◆ Instruction: Find every line in the records that holds the string "image". Copy each one.

--- --- ---

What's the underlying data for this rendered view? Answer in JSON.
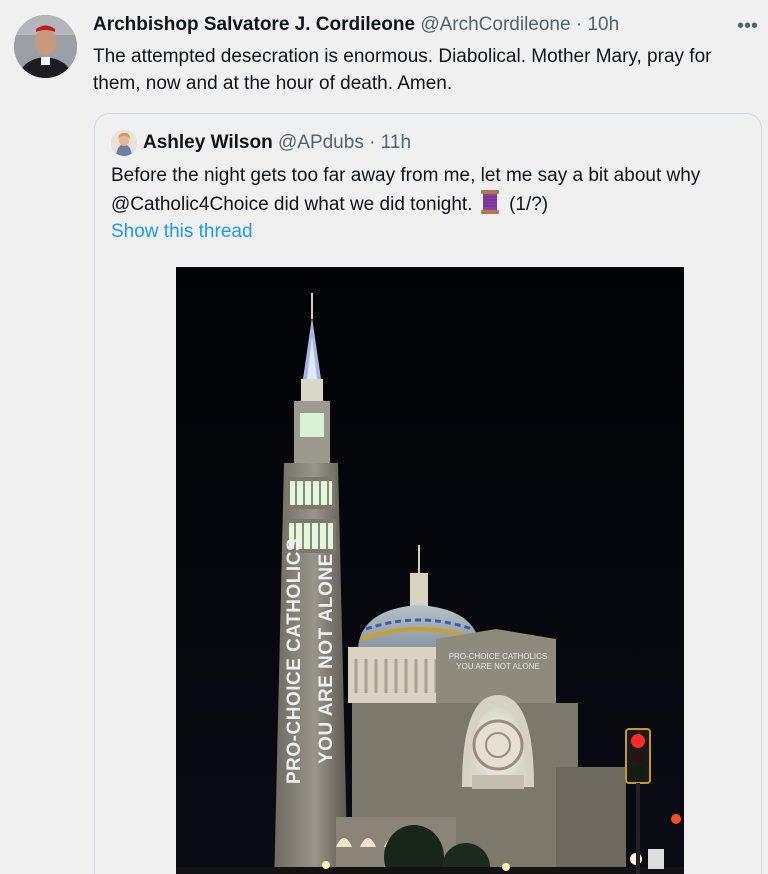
{
  "tweet": {
    "author_name": "Archbishop Salvatore J. Cordileone",
    "author_handle": "@ArchCordileone",
    "separator": "·",
    "time": "10h",
    "more_label": "•••",
    "text": "The attempted desecration is enormous. Diabolical. Mother Mary, pray for them, now and at the hour of death.  Amen."
  },
  "quoted": {
    "author_name": "Ashley Wilson",
    "author_handle": "@APdubs",
    "separator": "·",
    "time": "11h",
    "text_before": "Before the night gets too far away from me, let me say a bit about why @Catholic4Choice did what we did tonight.",
    "emoji_icon": "spool-of-thread-icon",
    "text_after": "(1/?)",
    "show_thread": "Show this thread",
    "image": {
      "projection_tower_line1": "PRO-CHOICE CATHOLICS",
      "projection_tower_line2": "YOU ARE NOT ALONE",
      "projection_facade_line1": "PRO-CHOICE CATHOLICS",
      "projection_facade_line2": "YOU ARE NOT ALONE"
    }
  },
  "colors": {
    "background": "#f0f0f0",
    "text": "#0f1419",
    "secondary": "#536471",
    "link": "#1d9bf0",
    "border": "#cfd9de"
  }
}
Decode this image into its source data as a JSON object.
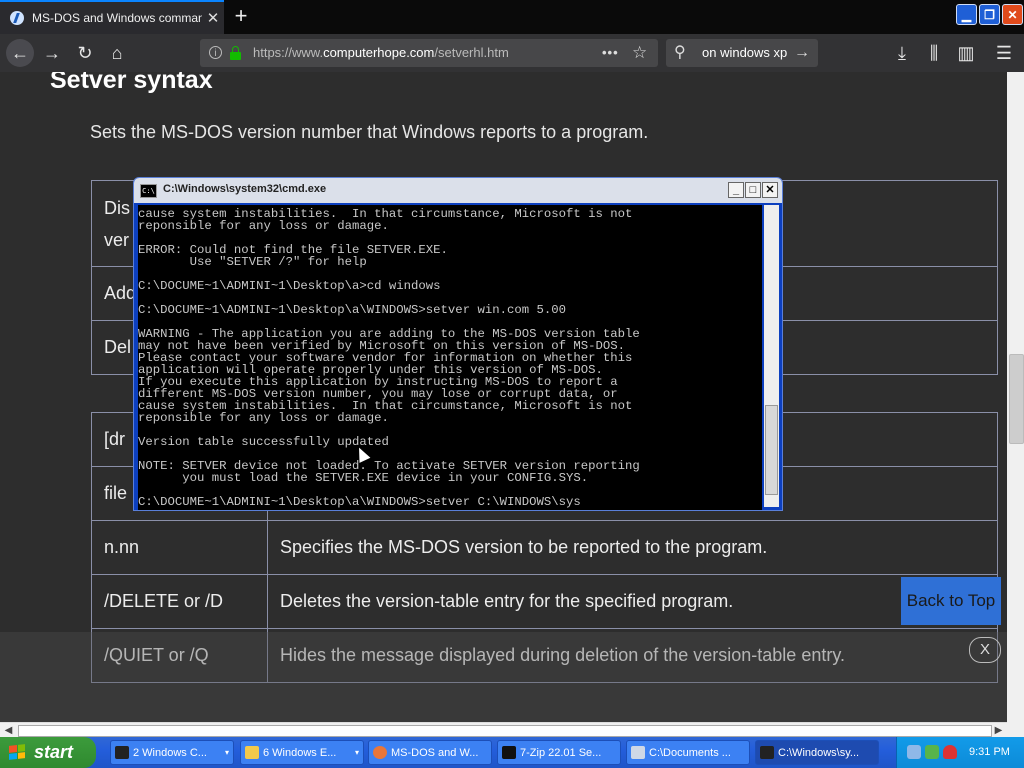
{
  "browser": {
    "tab": {
      "title": "MS-DOS and Windows command l",
      "close": "✕"
    },
    "new_tab": "+",
    "window_buttons": {
      "minimize": "▁",
      "restore": "❐",
      "close": "✕"
    },
    "nav": {
      "back": "←",
      "forward": "→",
      "reload": "↻",
      "home": "⌂"
    },
    "url": {
      "prefix": "https://www.",
      "domain": "computerhope.com",
      "path": "/setverhl.htm",
      "actions": "•••",
      "bookmark": "☆"
    },
    "search": {
      "icon": "⚲",
      "text": "on windows xp",
      "go": "→"
    },
    "toolbar": {
      "download": "⤓",
      "library": "⫼",
      "sidebar": "▥",
      "menu": "☰"
    }
  },
  "page": {
    "heading": "Setver syntax",
    "description": "Sets the MS-DOS version number that Windows reports to a program.",
    "table1": [
      {
        "c1": "Dis\nver",
        "c2": ""
      },
      {
        "c1": "Add",
        "c2": ""
      },
      {
        "c1": "Del",
        "c2": ""
      }
    ],
    "table2": [
      {
        "c1": "[dr",
        "c2": ""
      },
      {
        "c1": "file",
        "c2": ""
      },
      {
        "c1": "n.nn",
        "c2": "Specifies the MS-DOS version to be reported to the program."
      },
      {
        "c1": "/DELETE or /D",
        "c2": "Deletes the version-table entry for the specified program."
      },
      {
        "c1": "/QUIET or /Q",
        "c2": "Hides the message displayed during deletion of the version-table entry."
      }
    ],
    "back_to_top": "Back to Top",
    "close_x": "X"
  },
  "cmd": {
    "title": "C:\\Windows\\system32\\cmd.exe",
    "icon_text": "C:\\",
    "buttons": {
      "minimize": "_",
      "maximize": "□",
      "close": "✕"
    },
    "output": "cause system instabilities.  In that circumstance, Microsoft is not\nreponsible for any loss or damage.\n\nERROR: Could not find the file SETVER.EXE.\n       Use \"SETVER /?\" for help\n\nC:\\DOCUME~1\\ADMINI~1\\Desktop\\a>cd windows\n\nC:\\DOCUME~1\\ADMINI~1\\Desktop\\a\\WINDOWS>setver win.com 5.00\n\nWARNING - The application you are adding to the MS-DOS version table\nmay not have been verified by Microsoft on this version of MS-DOS.\nPlease contact your software vendor for information on whether this\napplication will operate properly under this version of MS-DOS.\nIf you execute this application by instructing MS-DOS to report a\ndifferent MS-DOS version number, you may lose or corrupt data, or\ncause system instabilities.  In that circumstance, Microsoft is not\nreponsible for any loss or damage.\n\nVersion table successfully updated\n\nNOTE: SETVER device not loaded. To activate SETVER version reporting\n      you must load the SETVER.EXE device in your CONFIG.SYS.\n\nC:\\DOCUME~1\\ADMINI~1\\Desktop\\a\\WINDOWS>setver C:\\WINDOWS\\sys"
  },
  "scrollbar": {
    "left": "◀",
    "right": "▶"
  },
  "taskbar": {
    "start": "start",
    "buttons": [
      {
        "label": "2 Windows C...",
        "dropdown": "▾"
      },
      {
        "label": "6 Windows E...",
        "dropdown": "▾"
      },
      {
        "label": "MS-DOS and W..."
      },
      {
        "label": "7-Zip 22.01 Se..."
      },
      {
        "label": "C:\\Documents ..."
      },
      {
        "label": "C:\\Windows\\sy..."
      }
    ],
    "time": "9:31 PM"
  },
  "colors": {
    "accent": "#0a84ff",
    "back_to_top": "#2f70d6",
    "xp_taskbar": "#245edb",
    "start": "#2f8a2f",
    "lock": "#12bc00"
  }
}
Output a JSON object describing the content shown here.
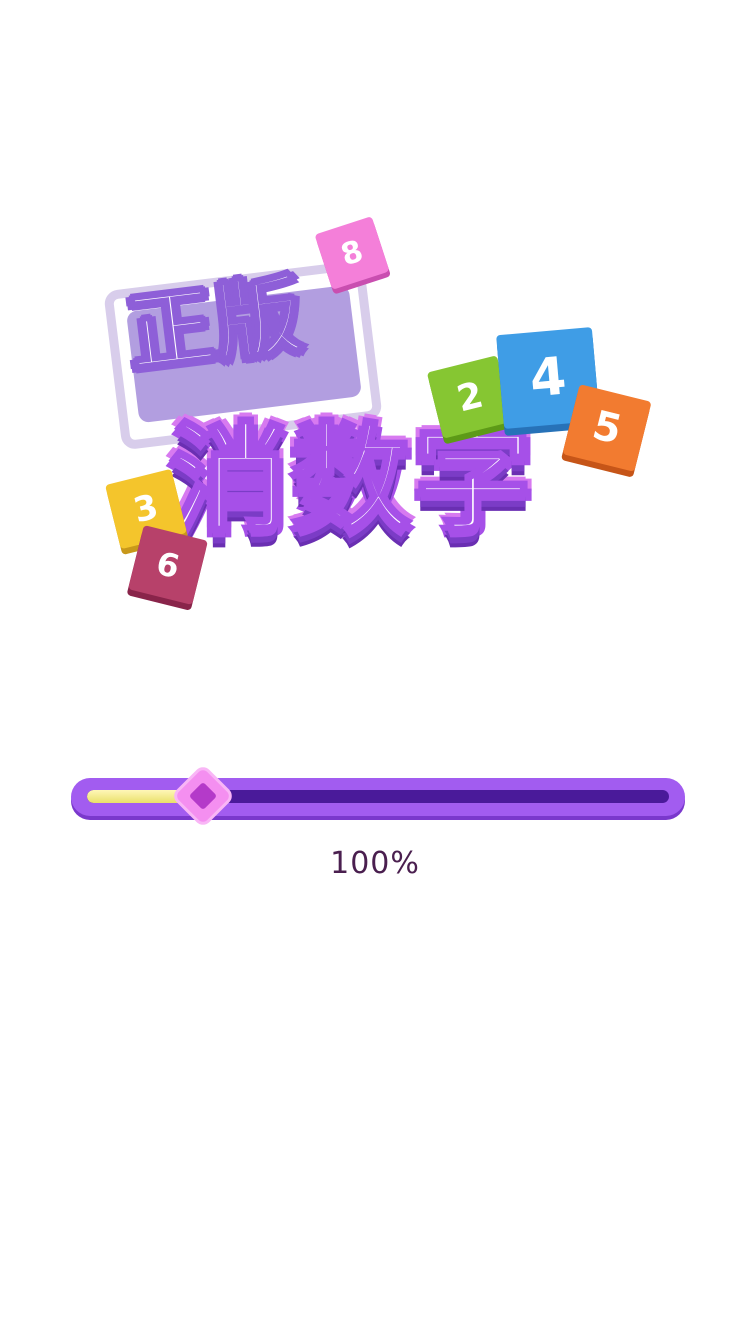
{
  "logo": {
    "title_top": "正版",
    "title_main": "消数字",
    "tiles": [
      {
        "label": "8",
        "color": "#f47fd9"
      },
      {
        "label": "2",
        "color": "#86c632"
      },
      {
        "label": "4",
        "color": "#3f9de6"
      },
      {
        "label": "5",
        "color": "#f27b30"
      },
      {
        "label": "3",
        "color": "#f4c52c"
      },
      {
        "label": "6",
        "color": "#b7416a"
      }
    ]
  },
  "loading": {
    "progress_fraction": 0.2,
    "label": "100%",
    "bar_color": "#a25cf0",
    "track_color": "#4a1a9a",
    "fill_color": "#fff7b8",
    "knob_color": "#f48ff0"
  }
}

--- --- ---

◆ Answer to the exercise:
    "image": {
Decode this image into its source data as a JSON object.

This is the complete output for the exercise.